Exercise prompt -> In the following material, identify every line holding the string "each" and return it.

------------------------------------------------------------

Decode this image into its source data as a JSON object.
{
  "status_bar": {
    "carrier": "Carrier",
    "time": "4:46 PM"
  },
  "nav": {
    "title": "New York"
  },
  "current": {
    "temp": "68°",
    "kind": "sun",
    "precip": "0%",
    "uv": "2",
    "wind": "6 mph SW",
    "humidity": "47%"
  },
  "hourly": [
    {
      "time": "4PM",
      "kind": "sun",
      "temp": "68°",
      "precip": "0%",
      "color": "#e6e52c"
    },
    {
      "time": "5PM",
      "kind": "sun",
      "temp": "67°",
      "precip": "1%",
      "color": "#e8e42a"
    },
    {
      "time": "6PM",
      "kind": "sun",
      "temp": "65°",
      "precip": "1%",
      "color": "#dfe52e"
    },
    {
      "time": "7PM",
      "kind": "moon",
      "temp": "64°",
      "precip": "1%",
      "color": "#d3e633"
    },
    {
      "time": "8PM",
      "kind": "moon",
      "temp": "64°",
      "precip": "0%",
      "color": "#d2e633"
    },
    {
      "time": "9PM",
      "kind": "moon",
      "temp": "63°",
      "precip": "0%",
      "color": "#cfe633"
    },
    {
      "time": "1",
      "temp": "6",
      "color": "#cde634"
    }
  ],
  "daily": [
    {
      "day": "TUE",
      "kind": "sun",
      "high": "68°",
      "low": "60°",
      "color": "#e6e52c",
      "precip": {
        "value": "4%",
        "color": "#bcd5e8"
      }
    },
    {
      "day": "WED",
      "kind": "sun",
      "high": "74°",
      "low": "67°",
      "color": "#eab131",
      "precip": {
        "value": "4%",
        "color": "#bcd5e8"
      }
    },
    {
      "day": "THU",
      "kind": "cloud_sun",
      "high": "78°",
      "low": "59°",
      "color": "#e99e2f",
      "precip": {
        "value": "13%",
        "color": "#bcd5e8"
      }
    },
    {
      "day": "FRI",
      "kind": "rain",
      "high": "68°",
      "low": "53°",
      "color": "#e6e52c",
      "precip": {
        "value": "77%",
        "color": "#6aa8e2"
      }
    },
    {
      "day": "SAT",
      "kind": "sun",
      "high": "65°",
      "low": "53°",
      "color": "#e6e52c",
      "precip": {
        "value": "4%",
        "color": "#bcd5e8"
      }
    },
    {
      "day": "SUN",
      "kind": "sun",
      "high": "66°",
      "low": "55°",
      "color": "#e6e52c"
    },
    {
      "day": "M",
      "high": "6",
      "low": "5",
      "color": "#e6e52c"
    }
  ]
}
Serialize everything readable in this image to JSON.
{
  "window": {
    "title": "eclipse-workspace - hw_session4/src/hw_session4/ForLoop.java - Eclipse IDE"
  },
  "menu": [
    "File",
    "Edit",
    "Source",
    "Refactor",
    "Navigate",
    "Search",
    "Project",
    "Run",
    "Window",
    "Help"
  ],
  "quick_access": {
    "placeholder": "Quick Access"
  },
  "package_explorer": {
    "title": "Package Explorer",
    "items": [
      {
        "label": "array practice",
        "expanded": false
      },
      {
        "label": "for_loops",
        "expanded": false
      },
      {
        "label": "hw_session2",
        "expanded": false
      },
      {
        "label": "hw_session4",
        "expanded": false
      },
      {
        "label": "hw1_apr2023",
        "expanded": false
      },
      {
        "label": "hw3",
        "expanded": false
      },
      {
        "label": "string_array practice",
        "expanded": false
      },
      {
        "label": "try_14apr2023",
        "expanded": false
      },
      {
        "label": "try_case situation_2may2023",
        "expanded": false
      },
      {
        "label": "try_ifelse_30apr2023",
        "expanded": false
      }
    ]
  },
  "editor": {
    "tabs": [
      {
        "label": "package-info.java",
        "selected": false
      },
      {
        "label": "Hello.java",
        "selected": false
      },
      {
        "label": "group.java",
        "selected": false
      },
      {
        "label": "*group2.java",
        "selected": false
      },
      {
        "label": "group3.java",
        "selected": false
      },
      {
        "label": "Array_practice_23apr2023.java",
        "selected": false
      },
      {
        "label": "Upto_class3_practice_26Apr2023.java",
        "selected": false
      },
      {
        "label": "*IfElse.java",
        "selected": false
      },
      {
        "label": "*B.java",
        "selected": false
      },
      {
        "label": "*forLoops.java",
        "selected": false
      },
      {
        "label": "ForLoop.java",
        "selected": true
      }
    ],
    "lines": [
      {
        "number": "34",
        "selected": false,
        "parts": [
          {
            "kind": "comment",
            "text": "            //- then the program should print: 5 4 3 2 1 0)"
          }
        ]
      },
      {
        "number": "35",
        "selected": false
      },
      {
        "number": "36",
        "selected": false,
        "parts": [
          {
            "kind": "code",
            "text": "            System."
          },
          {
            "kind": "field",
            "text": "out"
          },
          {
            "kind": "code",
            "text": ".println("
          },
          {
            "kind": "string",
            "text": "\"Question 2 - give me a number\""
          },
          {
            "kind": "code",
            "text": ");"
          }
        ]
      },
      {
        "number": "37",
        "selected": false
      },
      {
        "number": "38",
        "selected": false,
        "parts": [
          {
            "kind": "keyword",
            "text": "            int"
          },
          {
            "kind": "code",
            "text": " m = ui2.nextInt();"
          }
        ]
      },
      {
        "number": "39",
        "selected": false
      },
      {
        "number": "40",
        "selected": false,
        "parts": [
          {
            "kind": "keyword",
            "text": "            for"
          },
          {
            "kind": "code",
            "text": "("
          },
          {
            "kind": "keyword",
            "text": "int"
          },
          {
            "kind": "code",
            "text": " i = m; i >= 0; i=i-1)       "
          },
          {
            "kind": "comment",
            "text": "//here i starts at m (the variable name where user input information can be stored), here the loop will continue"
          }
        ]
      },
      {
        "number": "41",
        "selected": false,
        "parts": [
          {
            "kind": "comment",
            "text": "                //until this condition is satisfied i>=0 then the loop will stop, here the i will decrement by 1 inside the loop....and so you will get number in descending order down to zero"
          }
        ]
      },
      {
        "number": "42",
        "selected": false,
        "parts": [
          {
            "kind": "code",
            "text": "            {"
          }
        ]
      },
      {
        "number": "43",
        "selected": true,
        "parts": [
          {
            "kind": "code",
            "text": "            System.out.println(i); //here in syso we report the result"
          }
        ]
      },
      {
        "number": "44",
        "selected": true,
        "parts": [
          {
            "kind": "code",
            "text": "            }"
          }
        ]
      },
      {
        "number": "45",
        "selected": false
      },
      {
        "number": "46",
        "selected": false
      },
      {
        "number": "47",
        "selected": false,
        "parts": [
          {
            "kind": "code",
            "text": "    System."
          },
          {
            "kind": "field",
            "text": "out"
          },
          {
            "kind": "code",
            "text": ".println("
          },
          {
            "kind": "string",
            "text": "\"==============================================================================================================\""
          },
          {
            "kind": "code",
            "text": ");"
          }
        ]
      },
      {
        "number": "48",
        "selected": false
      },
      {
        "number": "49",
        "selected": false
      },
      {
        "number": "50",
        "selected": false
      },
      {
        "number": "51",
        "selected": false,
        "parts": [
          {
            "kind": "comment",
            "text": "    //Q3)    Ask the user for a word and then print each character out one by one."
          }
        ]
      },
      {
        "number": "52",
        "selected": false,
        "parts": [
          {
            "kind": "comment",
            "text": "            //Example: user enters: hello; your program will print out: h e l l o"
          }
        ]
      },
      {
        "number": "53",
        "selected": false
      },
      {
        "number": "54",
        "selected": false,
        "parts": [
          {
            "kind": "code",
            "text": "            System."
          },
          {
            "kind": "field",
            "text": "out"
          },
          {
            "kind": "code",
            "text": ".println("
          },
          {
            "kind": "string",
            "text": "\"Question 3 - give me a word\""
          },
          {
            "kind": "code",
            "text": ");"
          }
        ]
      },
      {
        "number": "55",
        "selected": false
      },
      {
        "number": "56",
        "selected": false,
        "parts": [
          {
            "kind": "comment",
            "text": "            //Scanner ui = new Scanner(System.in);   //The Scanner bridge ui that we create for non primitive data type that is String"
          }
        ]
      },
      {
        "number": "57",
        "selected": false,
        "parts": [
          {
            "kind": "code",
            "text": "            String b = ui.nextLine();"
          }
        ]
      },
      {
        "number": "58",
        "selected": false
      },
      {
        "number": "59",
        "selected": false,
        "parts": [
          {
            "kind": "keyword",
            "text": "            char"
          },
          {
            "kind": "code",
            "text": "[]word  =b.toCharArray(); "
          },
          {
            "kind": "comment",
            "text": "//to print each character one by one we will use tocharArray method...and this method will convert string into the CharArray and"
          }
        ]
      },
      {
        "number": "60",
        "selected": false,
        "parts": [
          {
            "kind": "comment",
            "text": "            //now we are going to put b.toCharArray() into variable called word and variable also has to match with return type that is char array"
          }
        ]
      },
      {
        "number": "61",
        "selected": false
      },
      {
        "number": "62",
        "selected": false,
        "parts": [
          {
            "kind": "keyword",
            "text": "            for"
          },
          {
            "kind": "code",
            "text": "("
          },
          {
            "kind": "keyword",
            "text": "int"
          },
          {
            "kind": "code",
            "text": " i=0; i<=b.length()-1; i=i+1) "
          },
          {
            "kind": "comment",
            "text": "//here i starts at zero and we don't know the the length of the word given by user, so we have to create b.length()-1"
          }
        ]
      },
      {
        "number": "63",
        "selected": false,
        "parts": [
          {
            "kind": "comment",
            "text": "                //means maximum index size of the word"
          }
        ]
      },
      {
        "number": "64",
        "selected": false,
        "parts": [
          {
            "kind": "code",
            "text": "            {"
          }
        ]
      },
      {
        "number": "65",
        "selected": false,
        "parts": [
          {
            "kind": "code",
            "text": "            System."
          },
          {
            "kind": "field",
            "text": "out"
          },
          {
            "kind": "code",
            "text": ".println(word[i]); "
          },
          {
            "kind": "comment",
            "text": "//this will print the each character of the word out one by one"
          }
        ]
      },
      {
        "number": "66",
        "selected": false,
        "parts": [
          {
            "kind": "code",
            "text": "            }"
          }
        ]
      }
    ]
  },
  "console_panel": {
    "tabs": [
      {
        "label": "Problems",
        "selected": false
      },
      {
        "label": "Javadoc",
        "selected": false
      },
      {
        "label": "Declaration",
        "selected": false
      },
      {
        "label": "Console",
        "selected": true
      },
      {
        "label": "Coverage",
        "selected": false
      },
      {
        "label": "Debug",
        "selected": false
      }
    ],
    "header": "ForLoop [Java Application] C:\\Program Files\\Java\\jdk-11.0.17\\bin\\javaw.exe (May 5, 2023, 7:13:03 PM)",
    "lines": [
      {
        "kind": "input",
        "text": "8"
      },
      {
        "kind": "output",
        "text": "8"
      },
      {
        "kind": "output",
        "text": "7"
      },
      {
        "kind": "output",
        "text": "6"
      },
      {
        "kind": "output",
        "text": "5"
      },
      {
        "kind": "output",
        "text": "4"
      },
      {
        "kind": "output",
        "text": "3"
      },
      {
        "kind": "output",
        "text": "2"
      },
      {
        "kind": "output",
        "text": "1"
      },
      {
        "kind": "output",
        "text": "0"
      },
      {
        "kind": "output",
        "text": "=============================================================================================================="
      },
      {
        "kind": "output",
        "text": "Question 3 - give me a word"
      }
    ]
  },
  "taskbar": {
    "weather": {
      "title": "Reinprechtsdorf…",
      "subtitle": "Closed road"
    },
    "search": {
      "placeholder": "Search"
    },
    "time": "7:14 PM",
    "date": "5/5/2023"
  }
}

------------------------------------------------------------

Worked answer ->
            "text": "    //Q3)    Ask the user for a word and then print each character out one by one."
            "text": "//to print each character one by one we will use tocharArray method...and this method will convert string into the CharArray and"
            "text": "//this will print the each character of the word out one by one"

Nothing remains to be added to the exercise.